-- Directions for this task --
Quote every line of the records below verbatim, omitting the pictures.

-- Recorded data --

-- begin --

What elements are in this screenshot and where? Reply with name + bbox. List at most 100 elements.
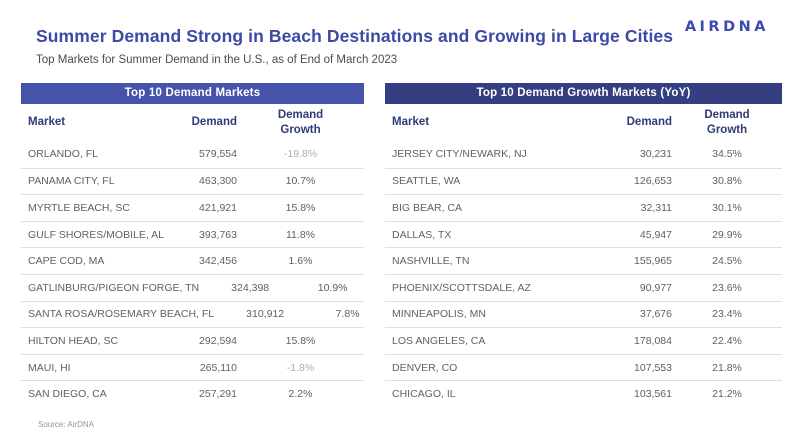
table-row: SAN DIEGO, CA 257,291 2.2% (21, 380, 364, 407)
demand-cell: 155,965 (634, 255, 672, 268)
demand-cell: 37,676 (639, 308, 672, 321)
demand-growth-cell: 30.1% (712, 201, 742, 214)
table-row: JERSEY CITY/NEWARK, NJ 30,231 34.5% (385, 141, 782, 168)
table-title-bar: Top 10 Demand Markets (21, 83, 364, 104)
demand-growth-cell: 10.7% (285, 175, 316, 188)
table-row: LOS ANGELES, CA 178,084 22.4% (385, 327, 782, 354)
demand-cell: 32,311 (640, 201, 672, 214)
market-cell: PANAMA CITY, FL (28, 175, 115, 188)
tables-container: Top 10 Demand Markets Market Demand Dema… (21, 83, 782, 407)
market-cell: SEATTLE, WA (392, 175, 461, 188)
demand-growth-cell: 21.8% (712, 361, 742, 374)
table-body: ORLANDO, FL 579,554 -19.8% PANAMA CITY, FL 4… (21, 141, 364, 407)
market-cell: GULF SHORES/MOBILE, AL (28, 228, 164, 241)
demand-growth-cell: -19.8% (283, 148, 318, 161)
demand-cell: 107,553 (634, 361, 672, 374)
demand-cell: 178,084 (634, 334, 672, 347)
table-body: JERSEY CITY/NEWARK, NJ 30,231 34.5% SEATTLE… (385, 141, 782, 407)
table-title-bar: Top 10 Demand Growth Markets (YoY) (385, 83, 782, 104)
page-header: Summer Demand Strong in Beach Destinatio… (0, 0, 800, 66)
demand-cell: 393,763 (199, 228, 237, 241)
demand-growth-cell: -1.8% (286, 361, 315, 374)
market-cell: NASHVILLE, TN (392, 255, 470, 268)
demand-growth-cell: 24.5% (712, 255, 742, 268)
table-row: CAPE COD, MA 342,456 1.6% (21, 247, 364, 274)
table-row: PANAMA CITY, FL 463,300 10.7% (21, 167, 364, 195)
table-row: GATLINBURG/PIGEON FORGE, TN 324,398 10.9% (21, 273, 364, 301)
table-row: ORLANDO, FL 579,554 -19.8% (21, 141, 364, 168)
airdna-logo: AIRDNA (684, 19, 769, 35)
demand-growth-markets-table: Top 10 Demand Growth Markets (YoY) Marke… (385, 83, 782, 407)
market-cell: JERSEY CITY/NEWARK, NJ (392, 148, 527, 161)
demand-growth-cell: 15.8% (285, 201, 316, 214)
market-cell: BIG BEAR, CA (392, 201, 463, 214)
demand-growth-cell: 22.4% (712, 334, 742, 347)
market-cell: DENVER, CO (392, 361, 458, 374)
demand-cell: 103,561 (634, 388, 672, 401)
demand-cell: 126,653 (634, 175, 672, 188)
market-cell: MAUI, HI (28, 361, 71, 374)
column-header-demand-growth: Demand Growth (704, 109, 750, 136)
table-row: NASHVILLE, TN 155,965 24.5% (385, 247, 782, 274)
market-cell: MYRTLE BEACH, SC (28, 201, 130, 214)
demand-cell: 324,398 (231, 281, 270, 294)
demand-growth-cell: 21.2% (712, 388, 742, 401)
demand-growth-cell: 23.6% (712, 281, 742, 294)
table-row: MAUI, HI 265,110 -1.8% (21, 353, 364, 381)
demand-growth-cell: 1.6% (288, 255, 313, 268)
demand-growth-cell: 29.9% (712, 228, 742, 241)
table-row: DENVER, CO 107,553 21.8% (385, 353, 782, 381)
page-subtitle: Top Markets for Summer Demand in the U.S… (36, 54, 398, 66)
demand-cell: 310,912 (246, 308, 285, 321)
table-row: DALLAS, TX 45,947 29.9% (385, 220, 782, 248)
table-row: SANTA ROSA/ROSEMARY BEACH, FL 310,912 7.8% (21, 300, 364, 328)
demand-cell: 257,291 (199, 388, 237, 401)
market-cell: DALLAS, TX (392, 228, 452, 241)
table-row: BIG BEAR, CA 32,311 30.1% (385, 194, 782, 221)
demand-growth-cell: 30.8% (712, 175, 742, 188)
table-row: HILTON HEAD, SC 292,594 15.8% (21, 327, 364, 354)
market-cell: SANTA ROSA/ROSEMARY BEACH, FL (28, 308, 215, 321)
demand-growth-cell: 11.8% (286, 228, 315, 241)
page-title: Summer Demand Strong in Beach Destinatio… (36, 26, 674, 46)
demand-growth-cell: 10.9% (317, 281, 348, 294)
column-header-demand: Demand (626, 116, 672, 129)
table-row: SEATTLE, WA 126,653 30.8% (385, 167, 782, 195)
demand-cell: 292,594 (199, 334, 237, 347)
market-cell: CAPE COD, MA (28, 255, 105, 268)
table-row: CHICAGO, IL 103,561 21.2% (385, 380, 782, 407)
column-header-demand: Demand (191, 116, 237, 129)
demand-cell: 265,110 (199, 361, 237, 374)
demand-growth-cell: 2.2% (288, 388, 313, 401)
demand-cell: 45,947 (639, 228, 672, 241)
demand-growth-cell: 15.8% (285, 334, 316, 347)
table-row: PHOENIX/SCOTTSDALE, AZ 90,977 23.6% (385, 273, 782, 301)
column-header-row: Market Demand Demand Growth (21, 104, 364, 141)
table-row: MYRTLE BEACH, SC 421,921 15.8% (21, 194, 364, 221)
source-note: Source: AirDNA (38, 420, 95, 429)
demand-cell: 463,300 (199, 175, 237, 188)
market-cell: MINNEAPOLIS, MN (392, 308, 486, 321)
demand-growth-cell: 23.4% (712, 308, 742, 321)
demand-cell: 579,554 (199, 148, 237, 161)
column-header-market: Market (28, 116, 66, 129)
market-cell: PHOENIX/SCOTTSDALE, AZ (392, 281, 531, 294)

-- end --

-- Output below --
What elements are in this screenshot and where? Reply with name + bbox. List at most 100 elements.
table-row: SAN DIEGO, CA 257,291 2.2% (21, 380, 364, 407)
demand-cell: 155,965 (634, 255, 672, 268)
demand-cell: 37,676 (639, 308, 672, 321)
demand-growth-cell: 30.1% (712, 201, 742, 214)
table-row: JERSEY CITY/NEWARK, NJ 30,231 34.5% (385, 141, 782, 168)
table-title-bar: Top 10 Demand Markets (21, 83, 364, 104)
demand-growth-cell: 10.7% (285, 175, 316, 188)
table-row: LOS ANGELES, CA 178,084 22.4% (385, 327, 782, 354)
demand-cell: 32,311 (640, 201, 672, 214)
market-cell: PANAMA CITY, FL (28, 175, 115, 188)
tables-container: Top 10 Demand Markets Market Demand Dema… (21, 83, 782, 407)
market-cell: SEATTLE, WA (392, 175, 461, 188)
demand-growth-cell: 21.8% (712, 361, 742, 374)
table-body: ORLANDO, FL 579,554 -19.8% PANAMA CITY, FL 4… (21, 141, 364, 407)
market-cell: GULF SHORES/MOBILE, AL (28, 228, 164, 241)
demand-growth-cell: -19.8% (283, 148, 318, 161)
demand-cell: 107,553 (634, 361, 672, 374)
demand-cell: 178,084 (634, 334, 672, 347)
table-body: JERSEY CITY/NEWARK, NJ 30,231 34.5% SEATTLE… (385, 141, 782, 407)
table-title-bar: Top 10 Demand Growth Markets (YoY) (385, 83, 782, 104)
page-header: Summer Demand Strong in Beach Destinatio… (0, 0, 800, 66)
demand-cell: 393,763 (199, 228, 237, 241)
demand-growth-cell: -1.8% (286, 361, 315, 374)
market-cell: NASHVILLE, TN (392, 255, 470, 268)
demand-growth-cell: 24.5% (712, 255, 742, 268)
table-row: CAPE COD, MA 342,456 1.6% (21, 247, 364, 274)
table-row: PANAMA CITY, FL 463,300 10.7% (21, 167, 364, 195)
table-row: GATLINBURG/PIGEON FORGE, TN 324,398 10.9% (21, 273, 364, 301)
table-row: ORLANDO, FL 579,554 -19.8% (21, 141, 364, 168)
airdna-logo: AIRDNA (684, 19, 769, 35)
demand-growth-markets-table: Top 10 Demand Growth Markets (YoY) Marke… (385, 83, 782, 407)
market-cell: JERSEY CITY/NEWARK, NJ (392, 148, 527, 161)
demand-growth-cell: 15.8% (285, 201, 316, 214)
market-cell: BIG BEAR, CA (392, 201, 463, 214)
demand-growth-cell: 22.4% (712, 334, 742, 347)
market-cell: DENVER, CO (392, 361, 458, 374)
demand-cell: 103,561 (634, 388, 672, 401)
demand-cell: 126,653 (634, 175, 672, 188)
market-cell: MAUI, HI (28, 361, 71, 374)
column-header-demand-growth: Demand Growth (704, 109, 750, 136)
table-row: NASHVILLE, TN 155,965 24.5% (385, 247, 782, 274)
market-cell: MYRTLE BEACH, SC (28, 201, 130, 214)
demand-cell: 324,398 (231, 281, 270, 294)
demand-growth-cell: 21.2% (712, 388, 742, 401)
demand-growth-cell: 23.6% (712, 281, 742, 294)
table-row: MAUI, HI 265,110 -1.8% (21, 353, 364, 381)
demand-growth-cell: 1.6% (288, 255, 313, 268)
demand-growth-cell: 29.9% (712, 228, 742, 241)
table-row: DENVER, CO 107,553 21.8% (385, 353, 782, 381)
page-subtitle: Top Markets for Summer Demand in the U.S… (36, 54, 398, 66)
demand-cell: 310,912 (246, 308, 285, 321)
table-row: DALLAS, TX 45,947 29.9% (385, 220, 782, 248)
table-row: SANTA ROSA/ROSEMARY BEACH, FL 310,912 7.8% (21, 300, 364, 328)
demand-cell: 257,291 (199, 388, 237, 401)
market-cell: DALLAS, TX (392, 228, 452, 241)
table-row: BIG BEAR, CA 32,311 30.1% (385, 194, 782, 221)
demand-growth-cell: 30.8% (712, 175, 742, 188)
table-row: HILTON HEAD, SC 292,594 15.8% (21, 327, 364, 354)
market-cell: SANTA ROSA/ROSEMARY BEACH, FL (28, 308, 215, 321)
demand-growth-cell: 11.8% (286, 228, 315, 241)
page-title: Summer Demand Strong in Beach Destinatio… (36, 26, 674, 46)
demand-growth-cell: 10.9% (317, 281, 348, 294)
column-header-demand: Demand (626, 116, 672, 129)
table-row: SEATTLE, WA 126,653 30.8% (385, 167, 782, 195)
demand-cell: 292,594 (199, 334, 237, 347)
market-cell: CAPE COD, MA (28, 255, 105, 268)
table-row: CHICAGO, IL 103,561 21.2% (385, 380, 782, 407)
column-header-demand: Demand (191, 116, 237, 129)
demand-cell: 265,110 (199, 361, 237, 374)
demand-growth-cell: 2.2% (288, 388, 313, 401)
demand-cell: 45,947 (639, 228, 672, 241)
demand-growth-cell: 15.8% (285, 334, 316, 347)
table-row: PHOENIX/SCOTTSDALE, AZ 90,977 23.6% (385, 273, 782, 301)
column-header-row: Market Demand Demand Growth (21, 104, 364, 141)
table-row: MYRTLE BEACH, SC 421,921 15.8% (21, 194, 364, 221)
source-note: Source: AirDNA (38, 420, 95, 429)
demand-cell: 463,300 (199, 175, 237, 188)
market-cell: MINNEAPOLIS, MN (392, 308, 486, 321)
demand-growth-cell: 23.4% (712, 308, 742, 321)
demand-cell: 579,554 (199, 148, 237, 161)
column-header-market: Market (28, 116, 66, 129)
market-cell: PHOENIX/SCOTTSDALE, AZ (392, 281, 531, 294)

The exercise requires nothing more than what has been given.